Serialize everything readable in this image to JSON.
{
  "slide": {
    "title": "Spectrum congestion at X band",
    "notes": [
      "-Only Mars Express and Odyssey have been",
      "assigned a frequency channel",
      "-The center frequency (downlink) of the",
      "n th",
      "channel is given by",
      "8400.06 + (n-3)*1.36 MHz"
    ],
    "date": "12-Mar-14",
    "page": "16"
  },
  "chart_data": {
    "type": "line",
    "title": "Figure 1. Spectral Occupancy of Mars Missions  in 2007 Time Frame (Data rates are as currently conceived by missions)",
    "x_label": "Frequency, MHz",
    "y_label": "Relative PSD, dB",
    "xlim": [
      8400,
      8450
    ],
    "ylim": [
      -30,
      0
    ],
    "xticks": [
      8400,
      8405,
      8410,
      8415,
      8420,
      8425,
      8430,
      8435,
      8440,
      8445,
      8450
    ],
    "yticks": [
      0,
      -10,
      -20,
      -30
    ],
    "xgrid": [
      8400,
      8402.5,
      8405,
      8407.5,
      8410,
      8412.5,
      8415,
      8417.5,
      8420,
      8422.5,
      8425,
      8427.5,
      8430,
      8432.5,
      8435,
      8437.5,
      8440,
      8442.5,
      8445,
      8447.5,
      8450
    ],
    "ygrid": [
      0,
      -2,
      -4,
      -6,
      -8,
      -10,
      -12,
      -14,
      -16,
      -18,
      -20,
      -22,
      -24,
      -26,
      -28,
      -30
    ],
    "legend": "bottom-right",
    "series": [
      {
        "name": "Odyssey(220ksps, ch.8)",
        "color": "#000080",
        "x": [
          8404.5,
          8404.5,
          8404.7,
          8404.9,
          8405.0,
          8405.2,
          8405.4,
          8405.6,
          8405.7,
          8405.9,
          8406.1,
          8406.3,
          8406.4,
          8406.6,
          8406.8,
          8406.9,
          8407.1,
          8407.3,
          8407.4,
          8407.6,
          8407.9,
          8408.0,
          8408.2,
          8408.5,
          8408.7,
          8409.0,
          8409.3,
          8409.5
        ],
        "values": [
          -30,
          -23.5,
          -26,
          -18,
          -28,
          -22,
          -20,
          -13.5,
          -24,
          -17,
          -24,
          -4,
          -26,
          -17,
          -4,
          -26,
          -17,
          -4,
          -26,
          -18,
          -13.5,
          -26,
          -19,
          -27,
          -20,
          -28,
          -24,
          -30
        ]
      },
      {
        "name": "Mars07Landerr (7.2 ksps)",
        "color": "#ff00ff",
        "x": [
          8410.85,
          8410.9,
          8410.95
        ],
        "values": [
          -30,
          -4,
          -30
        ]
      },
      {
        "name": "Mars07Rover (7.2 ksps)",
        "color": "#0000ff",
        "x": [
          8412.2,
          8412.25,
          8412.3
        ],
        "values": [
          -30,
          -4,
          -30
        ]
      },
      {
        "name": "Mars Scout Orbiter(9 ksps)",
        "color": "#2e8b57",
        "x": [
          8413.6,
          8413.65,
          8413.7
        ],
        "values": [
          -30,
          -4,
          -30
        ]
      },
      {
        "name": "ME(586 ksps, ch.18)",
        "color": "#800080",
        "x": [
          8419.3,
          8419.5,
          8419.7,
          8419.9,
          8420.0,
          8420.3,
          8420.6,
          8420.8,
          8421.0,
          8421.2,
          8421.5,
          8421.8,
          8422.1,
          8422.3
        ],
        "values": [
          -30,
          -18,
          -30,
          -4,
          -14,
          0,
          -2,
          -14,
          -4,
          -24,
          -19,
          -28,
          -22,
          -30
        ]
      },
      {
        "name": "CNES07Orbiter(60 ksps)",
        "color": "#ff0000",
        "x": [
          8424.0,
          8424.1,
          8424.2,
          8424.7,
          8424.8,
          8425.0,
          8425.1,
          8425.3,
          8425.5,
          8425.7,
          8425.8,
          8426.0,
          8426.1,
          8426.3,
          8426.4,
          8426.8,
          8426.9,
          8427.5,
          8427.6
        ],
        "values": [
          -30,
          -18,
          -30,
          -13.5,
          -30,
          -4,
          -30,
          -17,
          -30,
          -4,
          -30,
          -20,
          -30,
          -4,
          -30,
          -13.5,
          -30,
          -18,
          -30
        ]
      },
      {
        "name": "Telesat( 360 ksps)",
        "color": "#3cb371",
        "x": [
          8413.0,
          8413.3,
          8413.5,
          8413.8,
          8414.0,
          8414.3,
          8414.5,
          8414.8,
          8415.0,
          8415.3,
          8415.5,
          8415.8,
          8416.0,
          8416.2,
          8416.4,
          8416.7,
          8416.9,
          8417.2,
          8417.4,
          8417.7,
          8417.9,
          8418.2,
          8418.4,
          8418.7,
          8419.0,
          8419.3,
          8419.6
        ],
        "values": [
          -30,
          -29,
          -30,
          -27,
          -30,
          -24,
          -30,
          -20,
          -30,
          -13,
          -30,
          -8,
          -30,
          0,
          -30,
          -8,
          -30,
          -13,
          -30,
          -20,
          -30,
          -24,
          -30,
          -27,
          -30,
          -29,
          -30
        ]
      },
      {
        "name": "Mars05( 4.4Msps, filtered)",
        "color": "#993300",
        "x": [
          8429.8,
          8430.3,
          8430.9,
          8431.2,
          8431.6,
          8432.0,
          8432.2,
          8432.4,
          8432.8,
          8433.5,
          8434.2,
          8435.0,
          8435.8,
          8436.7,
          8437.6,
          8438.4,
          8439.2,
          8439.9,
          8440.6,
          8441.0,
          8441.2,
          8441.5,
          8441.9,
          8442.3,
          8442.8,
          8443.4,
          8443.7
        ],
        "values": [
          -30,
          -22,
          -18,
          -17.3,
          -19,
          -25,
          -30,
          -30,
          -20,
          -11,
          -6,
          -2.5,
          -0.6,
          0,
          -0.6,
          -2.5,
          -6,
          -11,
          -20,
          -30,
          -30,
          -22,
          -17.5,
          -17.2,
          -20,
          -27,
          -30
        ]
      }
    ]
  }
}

#### [What you are asked to do]
Set down all of the records shown above once more, exactly.

#### [Written answer]
Serialize everything readable in this image to JSON.
{
  "slide": {
    "title": "Spectrum congestion at X band",
    "notes": [
      "-Only Mars Express and Odyssey have been",
      "assigned a frequency channel",
      "-The center frequency (downlink) of the",
      "n th",
      "channel is given by",
      "8400.06 + (n-3)*1.36 MHz"
    ],
    "date": "12-Mar-14",
    "page": "16"
  },
  "chart_data": {
    "type": "line",
    "title": "Figure 1. Spectral Occupancy of Mars Missions  in 2007 Time Frame (Data rates are as currently conceived by missions)",
    "x_label": "Frequency, MHz",
    "y_label": "Relative PSD, dB",
    "xlim": [
      8400,
      8450
    ],
    "ylim": [
      -30,
      0
    ],
    "xticks": [
      8400,
      8405,
      8410,
      8415,
      8420,
      8425,
      8430,
      8435,
      8440,
      8445,
      8450
    ],
    "yticks": [
      0,
      -10,
      -20,
      -30
    ],
    "xgrid": [
      8400,
      8402.5,
      8405,
      8407.5,
      8410,
      8412.5,
      8415,
      8417.5,
      8420,
      8422.5,
      8425,
      8427.5,
      8430,
      8432.5,
      8435,
      8437.5,
      8440,
      8442.5,
      8445,
      8447.5,
      8450
    ],
    "ygrid": [
      0,
      -2,
      -4,
      -6,
      -8,
      -10,
      -12,
      -14,
      -16,
      -18,
      -20,
      -22,
      -24,
      -26,
      -28,
      -30
    ],
    "legend": "bottom-right",
    "series": [
      {
        "name": "Odyssey(220ksps, ch.8)",
        "color": "#000080",
        "x": [
          8404.5,
          8404.5,
          8404.7,
          8404.9,
          8405.0,
          8405.2,
          8405.4,
          8405.6,
          8405.7,
          8405.9,
          8406.1,
          8406.3,
          8406.4,
          8406.6,
          8406.8,
          8406.9,
          8407.1,
          8407.3,
          8407.4,
          8407.6,
          8407.9,
          8408.0,
          8408.2,
          8408.5,
          8408.7,
          8409.0,
          8409.3,
          8409.5
        ],
        "values": [
          -30,
          -23.5,
          -26,
          -18,
          -28,
          -22,
          -20,
          -13.5,
          -24,
          -17,
          -24,
          -4,
          -26,
          -17,
          -4,
          -26,
          -17,
          -4,
          -26,
          -18,
          -13.5,
          -26,
          -19,
          -27,
          -20,
          -28,
          -24,
          -30
        ]
      },
      {
        "name": "Mars07Landerr (7.2 ksps)",
        "color": "#ff00ff",
        "x": [
          8410.85,
          8410.9,
          8410.95
        ],
        "values": [
          -30,
          -4,
          -30
        ]
      },
      {
        "name": "Mars07Rover (7.2 ksps)",
        "color": "#0000ff",
        "x": [
          8412.2,
          8412.25,
          8412.3
        ],
        "values": [
          -30,
          -4,
          -30
        ]
      },
      {
        "name": "Mars Scout Orbiter(9 ksps)",
        "color": "#2e8b57",
        "x": [
          8413.6,
          8413.65,
          8413.7
        ],
        "values": [
          -30,
          -4,
          -30
        ]
      },
      {
        "name": "ME(586 ksps, ch.18)",
        "color": "#800080",
        "x": [
          8419.3,
          8419.5,
          8419.7,
          8419.9,
          8420.0,
          8420.3,
          8420.6,
          8420.8,
          8421.0,
          8421.2,
          8421.5,
          8421.8,
          8422.1,
          8422.3
        ],
        "values": [
          -30,
          -18,
          -30,
          -4,
          -14,
          0,
          -2,
          -14,
          -4,
          -24,
          -19,
          -28,
          -22,
          -30
        ]
      },
      {
        "name": "CNES07Orbiter(60 ksps)",
        "color": "#ff0000",
        "x": [
          8424.0,
          8424.1,
          8424.2,
          8424.7,
          8424.8,
          8425.0,
          8425.1,
          8425.3,
          8425.5,
          8425.7,
          8425.8,
          8426.0,
          8426.1,
          8426.3,
          8426.4,
          8426.8,
          8426.9,
          8427.5,
          8427.6
        ],
        "values": [
          -30,
          -18,
          -30,
          -13.5,
          -30,
          -4,
          -30,
          -17,
          -30,
          -4,
          -30,
          -20,
          -30,
          -4,
          -30,
          -13.5,
          -30,
          -18,
          -30
        ]
      },
      {
        "name": "Telesat( 360 ksps)",
        "color": "#3cb371",
        "x": [
          8413.0,
          8413.3,
          8413.5,
          8413.8,
          8414.0,
          8414.3,
          8414.5,
          8414.8,
          8415.0,
          8415.3,
          8415.5,
          8415.8,
          8416.0,
          8416.2,
          8416.4,
          8416.7,
          8416.9,
          8417.2,
          8417.4,
          8417.7,
          8417.9,
          8418.2,
          8418.4,
          8418.7,
          8419.0,
          8419.3,
          8419.6
        ],
        "values": [
          -30,
          -29,
          -30,
          -27,
          -30,
          -24,
          -30,
          -20,
          -30,
          -13,
          -30,
          -8,
          -30,
          0,
          -30,
          -8,
          -30,
          -13,
          -30,
          -20,
          -30,
          -24,
          -30,
          -27,
          -30,
          -29,
          -30
        ]
      },
      {
        "name": "Mars05( 4.4Msps, filtered)",
        "color": "#993300",
        "x": [
          8429.8,
          8430.3,
          8430.9,
          8431.2,
          8431.6,
          8432.0,
          8432.2,
          8432.4,
          8432.8,
          8433.5,
          8434.2,
          8435.0,
          8435.8,
          8436.7,
          8437.6,
          8438.4,
          8439.2,
          8439.9,
          8440.6,
          8441.0,
          8441.2,
          8441.5,
          8441.9,
          8442.3,
          8442.8,
          8443.4,
          8443.7
        ],
        "values": [
          -30,
          -22,
          -18,
          -17.3,
          -19,
          -25,
          -30,
          -30,
          -20,
          -11,
          -6,
          -2.5,
          -0.6,
          0,
          -0.6,
          -2.5,
          -6,
          -11,
          -20,
          -30,
          -30,
          -22,
          -17.5,
          -17.2,
          -20,
          -27,
          -30
        ]
      }
    ]
  }
}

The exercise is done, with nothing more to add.